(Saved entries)
......

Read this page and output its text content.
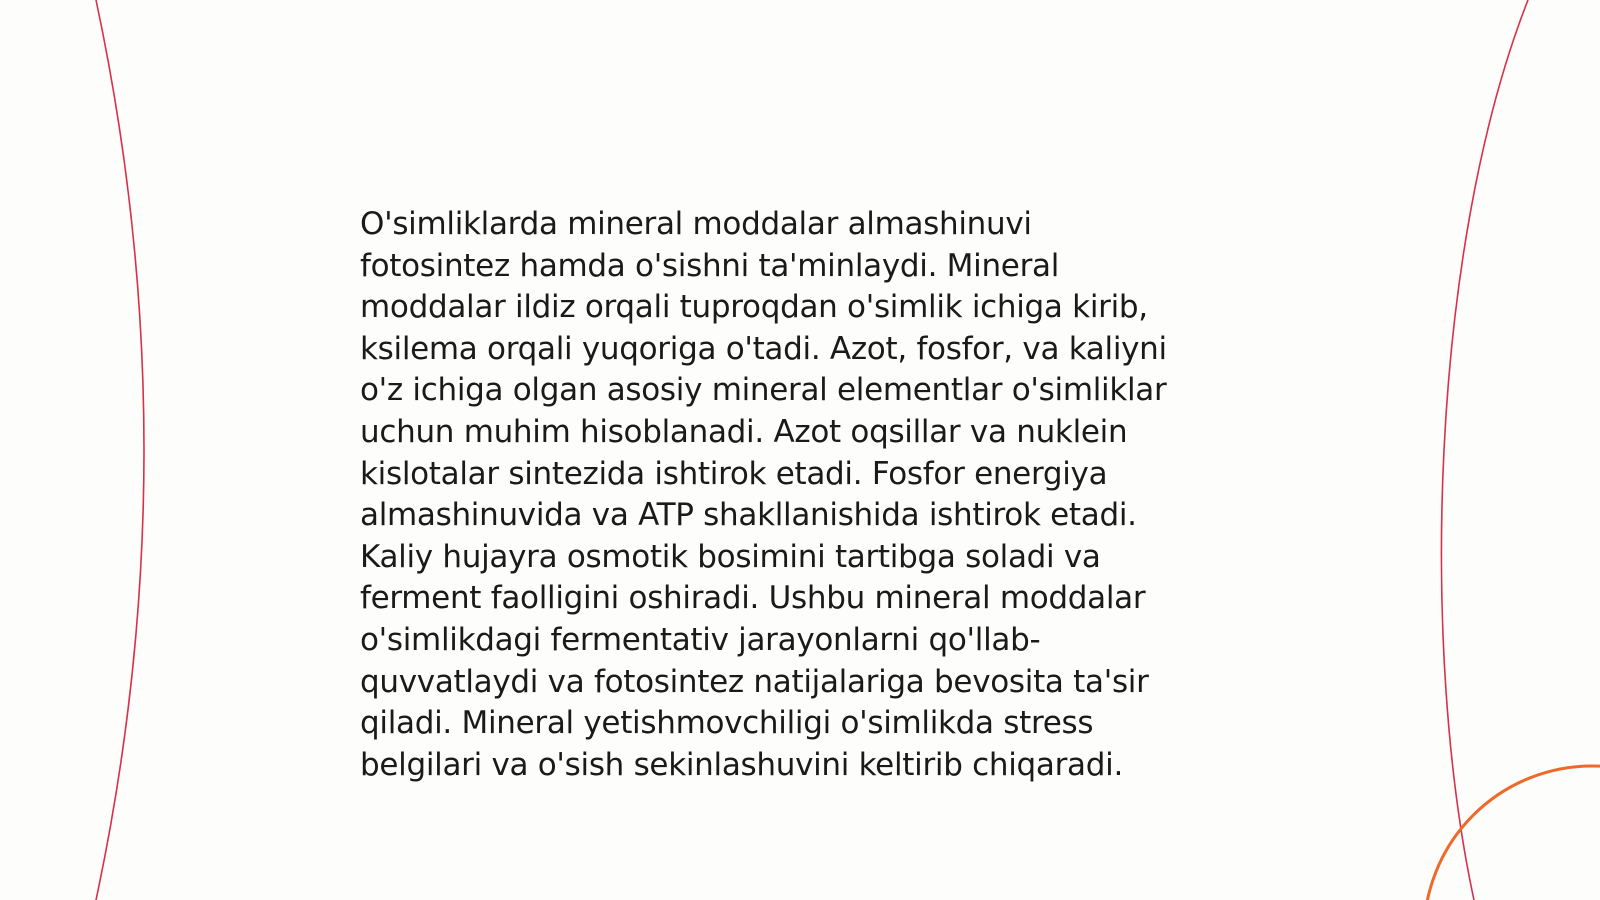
O'simliklarda mineral moddalar almashinuvi
fotosintez hamda o'sishni ta'minlaydi. Mineral
moddalar ildiz orqali tuproqdan o'simlik ichiga kirib,
ksilema orqali yuqoriga o'tadi. Azot, fosfor, va kaliyni
o'z ichiga olgan asosiy mineral elementlar o'simliklar
uchun muhim hisoblanadi. Azot oqsillar va nuklein
kislotalar sintezida ishtirok etadi. Fosfor energiya
almashinuvida va ATP shakllanishida ishtirok etadi.
Kaliy hujayra osmotik bosimini tartibga soladi va
ferment faolligini oshiradi. Ushbu mineral moddalar
o'simlikdagi fermentativ jarayonlarni qo'llab-
quvvatlaydi va fotosintez natijalariga bevosita ta'sir
qiladi. Mineral yetishmovchiligi o'simlikda stress
belgilari va o'sish sekinlashuvini keltirib chiqaradi.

......

- **WHAT TO PRODUCE**
Return each line from the material above exactly, but not the pictures.

- **RESULT FOR THIS EXERCISE**
Read this page and output its text content.
O'simliklarda mineral moddalar almashinuvi
fotosintez hamda o'sishni ta'minlaydi. Mineral
moddalar ildiz orqali tuproqdan o'simlik ichiga kirib,
ksilema orqali yuqoriga o'tadi. Azot, fosfor, va kaliyni
o'z ichiga olgan asosiy mineral elementlar o'simliklar
uchun muhim hisoblanadi. Azot oqsillar va nuklein
kislotalar sintezida ishtirok etadi. Fosfor energiya
almashinuvida va ATP shakllanishida ishtirok etadi.
Kaliy hujayra osmotik bosimini tartibga soladi va
ferment faolligini oshiradi. Ushbu mineral moddalar
o'simlikdagi fermentativ jarayonlarni qo'llab-
quvvatlaydi va fotosintez natijalariga bevosita ta'sir
qiladi. Mineral yetishmovchiligi o'simlikda stress
belgilari va o'sish sekinlashuvini keltirib chiqaradi.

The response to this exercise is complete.